» DATA IN THIS EXERCISE:
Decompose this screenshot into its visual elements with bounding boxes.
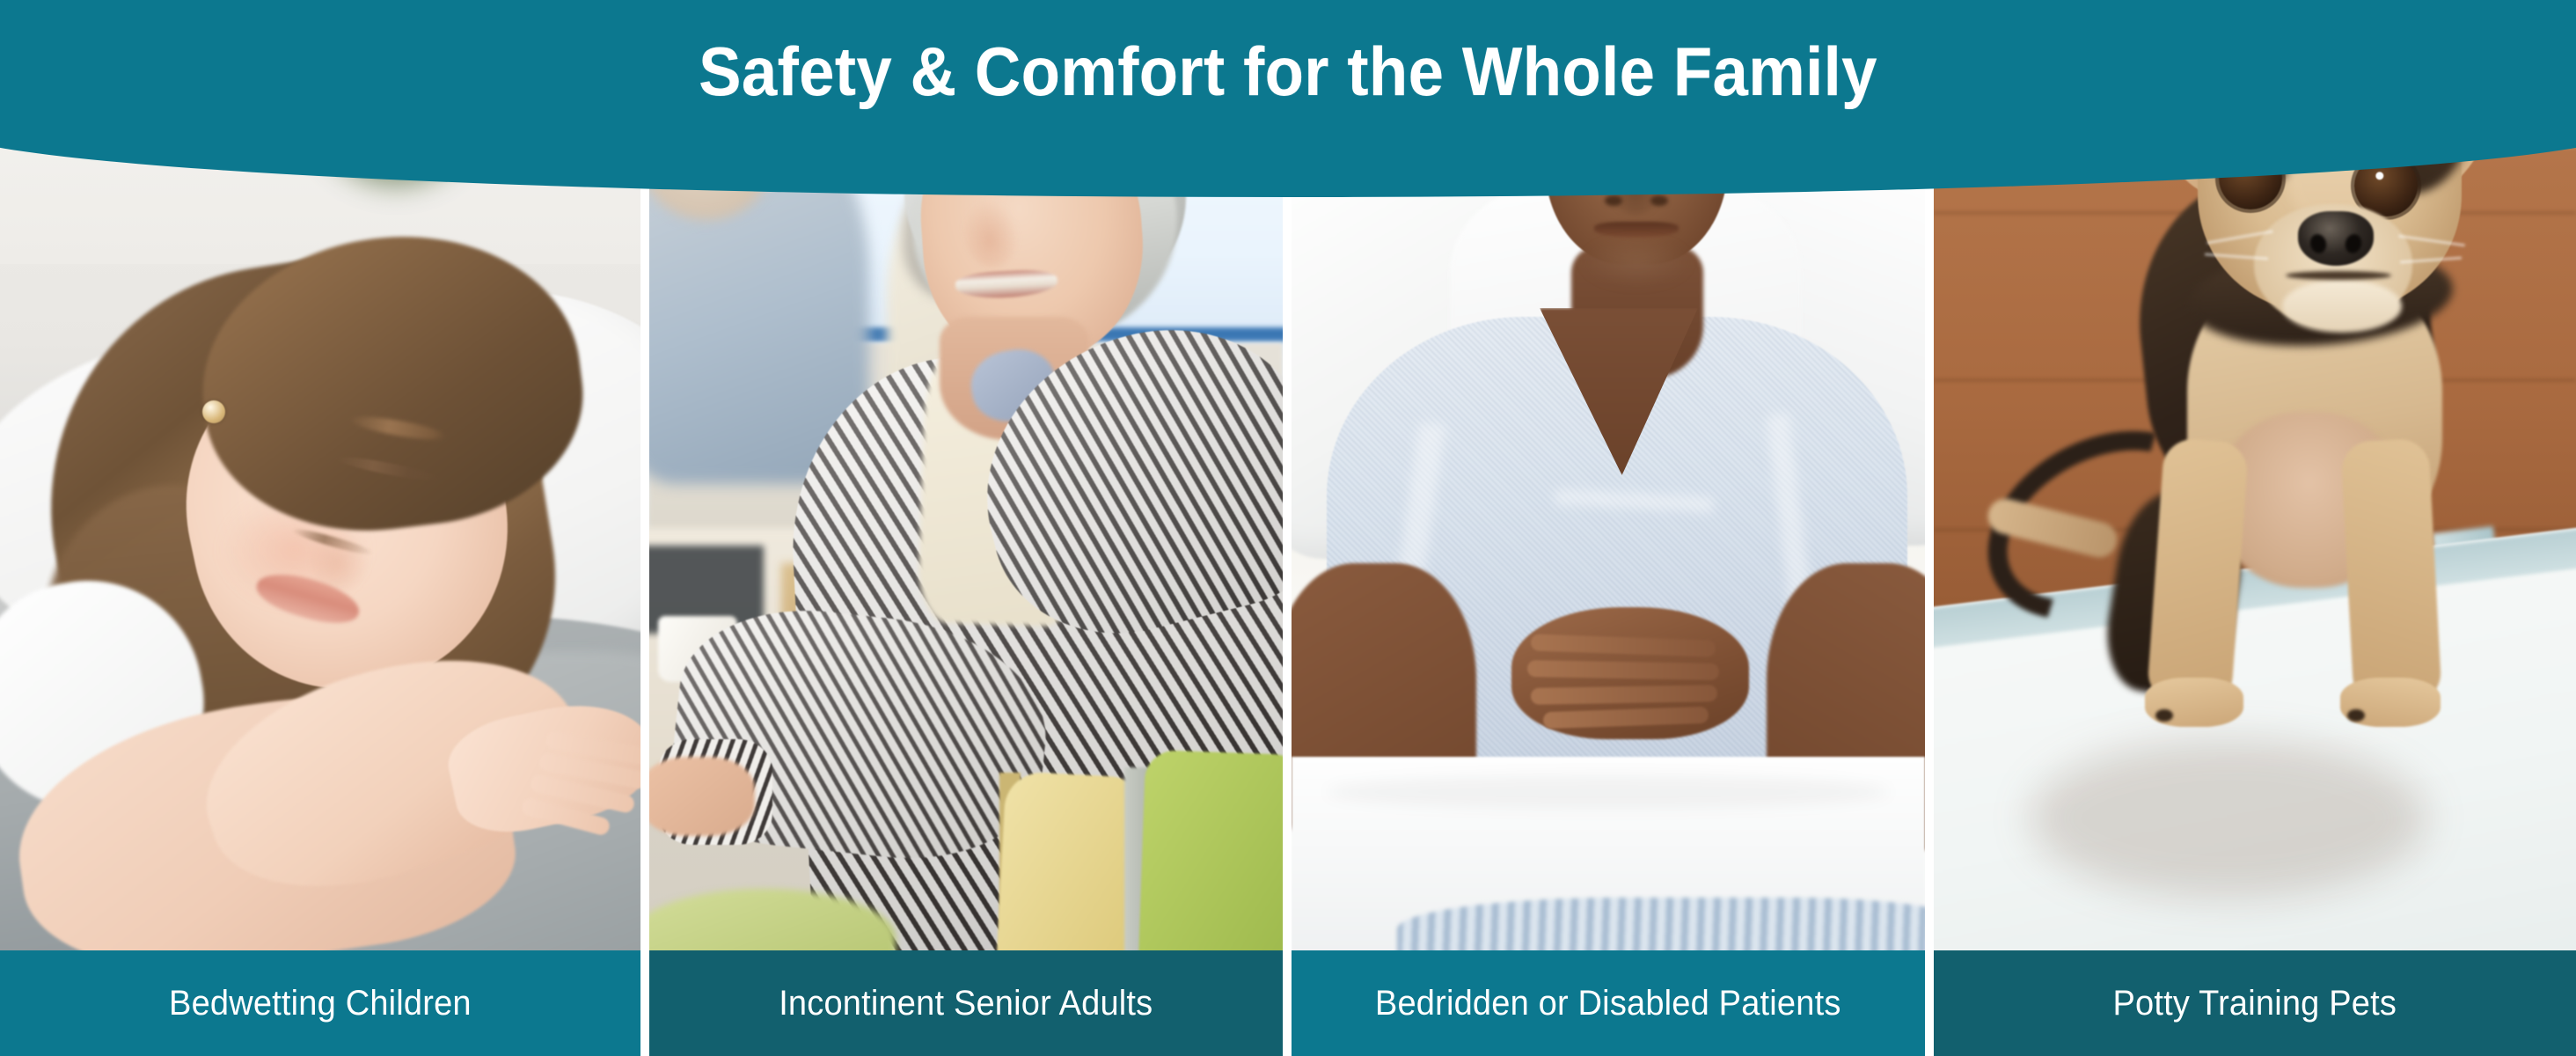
photo-senior-woman [649,0,1283,950]
child-earring [202,400,225,423]
panel-grid: Bedwetting Children [0,0,2576,1056]
caption-bar-potty-training-pets: Potty Training Pets [1934,950,2576,1056]
patient-forehead-highlight [1564,46,1712,143]
dog-nose [2298,211,2374,266]
panel-gutter [1283,0,1292,1056]
patient-finger [1527,660,1719,680]
caption-label: Bedridden or Disabled Patients [1375,984,1841,1023]
patient-nostril [1605,195,1622,206]
patient-eye [1571,132,1608,146]
light-bokeh [355,55,387,81]
photo-chihuahua-dog [1934,0,2576,950]
patient-finger [1531,685,1717,705]
panel-bedwetting-children[interactable]: Bedwetting Children [0,0,640,1056]
photo-hospital-patient [1292,0,1925,950]
dog-shadow [2031,739,2426,898]
panel-potty-training-pets[interactable]: Potty Training Pets [1934,0,2576,1056]
sheet-fold [1327,774,1890,810]
blue-blanket [1397,898,1925,950]
promotional-banner: Bedwetting Children [0,0,2576,1056]
background-person-hair [649,88,764,167]
dog-toenail [2347,709,2365,722]
patient-eye [1640,132,1677,146]
caption-label: Incontinent Senior Adults [779,984,1153,1023]
woman-hand [649,757,755,836]
dog-front-leg-right [2340,438,2442,707]
dog-mouth [2286,271,2391,280]
caption-label: Potty Training Pets [2113,984,2397,1023]
photo-sleeping-child [0,0,640,950]
patient-chin [1582,238,1691,287]
patient-smile [1594,222,1679,238]
dog-eye-right [2354,155,2418,216]
dog-chin [2282,280,2402,333]
green-chair [1138,750,1283,950]
caption-label: Bedwetting Children [169,984,472,1023]
panel-gutter [1925,0,1934,1056]
screen-line [922,40,1283,47]
patient-nostril [1650,195,1668,206]
panel-incontinent-senior-adults[interactable]: Incontinent Senior Adults [649,0,1283,1056]
caption-bar-bedwetting-children: Bedwetting Children [0,950,640,1056]
caption-bar-incontinent-senior-adults: Incontinent Senior Adults [649,950,1283,1056]
panel-bedridden-or-disabled-patients[interactable]: Bedridden or Disabled Patients [1292,0,1925,1056]
caption-bar-bedridden-or-disabled-patients: Bedridden or Disabled Patients [1292,950,1925,1056]
dog-eye-left [2219,148,2282,209]
dog-toenail [2155,709,2173,722]
panel-gutter [640,0,649,1056]
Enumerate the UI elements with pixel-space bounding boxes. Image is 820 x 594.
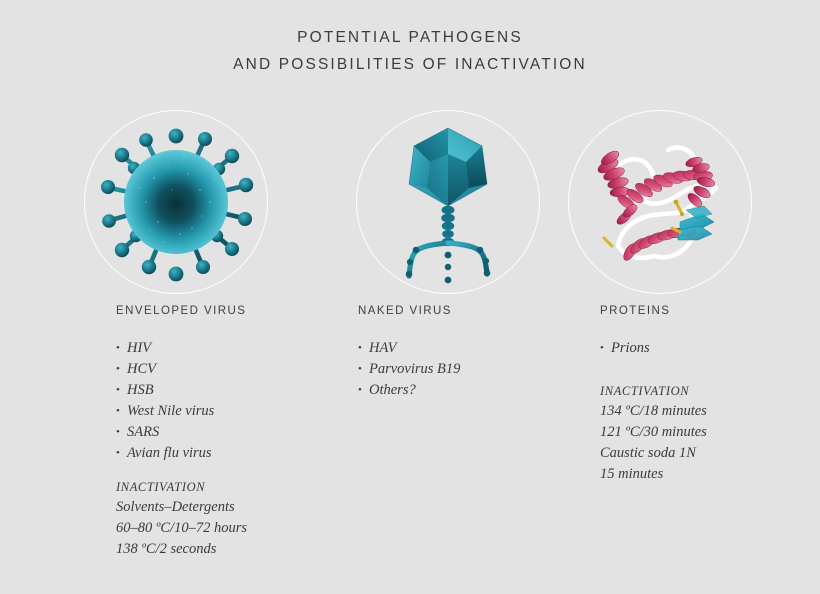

» TASK TO COMPLETE:
Only the pictures are to be excluded; all other parts of the records above are to be given exactly.

» EXERCISE ANSWER:
Decompose this screenshot into its visual elements with bounding boxes.
photo-senior-woman [649,0,1283,950]
child-earring [202,400,225,423]
panel-grid: Bedwetting Children [0,0,2576,1056]
caption-bar-potty-training-pets: Potty Training Pets [1934,950,2576,1056]
patient-forehead-highlight [1564,46,1712,143]
dog-nose [2298,211,2374,266]
panel-gutter [1283,0,1292,1056]
patient-finger [1527,660,1719,680]
caption-label: Bedridden or Disabled Patients [1375,984,1841,1023]
patient-nostril [1605,195,1622,206]
patient-eye [1571,132,1608,146]
light-bokeh [355,55,387,81]
photo-chihuahua-dog [1934,0,2576,950]
patient-finger [1531,685,1717,705]
panel-bedwetting-children[interactable]: Bedwetting Children [0,0,640,1056]
photo-hospital-patient [1292,0,1925,950]
dog-shadow [2031,739,2426,898]
panel-potty-training-pets[interactable]: Potty Training Pets [1934,0,2576,1056]
sheet-fold [1327,774,1890,810]
blue-blanket [1397,898,1925,950]
promotional-banner: Bedwetting Children [0,0,2576,1056]
background-person-hair [649,88,764,167]
dog-toenail [2347,709,2365,722]
patient-eye [1640,132,1677,146]
caption-label: Incontinent Senior Adults [779,984,1153,1023]
woman-hand [649,757,755,836]
dog-front-leg-right [2340,438,2442,707]
dog-mouth [2286,271,2391,280]
caption-label: Potty Training Pets [2113,984,2397,1023]
photo-sleeping-child [0,0,640,950]
patient-chin [1582,238,1691,287]
patient-smile [1594,222,1679,238]
dog-eye-right [2354,155,2418,216]
dog-chin [2282,280,2402,333]
green-chair [1138,750,1283,950]
caption-label: Bedwetting Children [169,984,472,1023]
panel-gutter [1925,0,1934,1056]
screen-line [922,40,1283,47]
patient-nostril [1650,195,1668,206]
panel-incontinent-senior-adults[interactable]: Incontinent Senior Adults [649,0,1283,1056]
caption-bar-bedwetting-children: Bedwetting Children [0,950,640,1056]
caption-bar-incontinent-senior-adults: Incontinent Senior Adults [649,950,1283,1056]
panel-bedridden-or-disabled-patients[interactable]: Bedridden or Disabled Patients [1292,0,1925,1056]
caption-bar-bedridden-or-disabled-patients: Bedridden or Disabled Patients [1292,950,1925,1056]
dog-eye-left [2219,148,2282,209]
dog-toenail [2155,709,2173,722]
panel-gutter [640,0,649,1056]
Enumerate the UI elements with pixel-space bounding boxes. Image is 820 x 594.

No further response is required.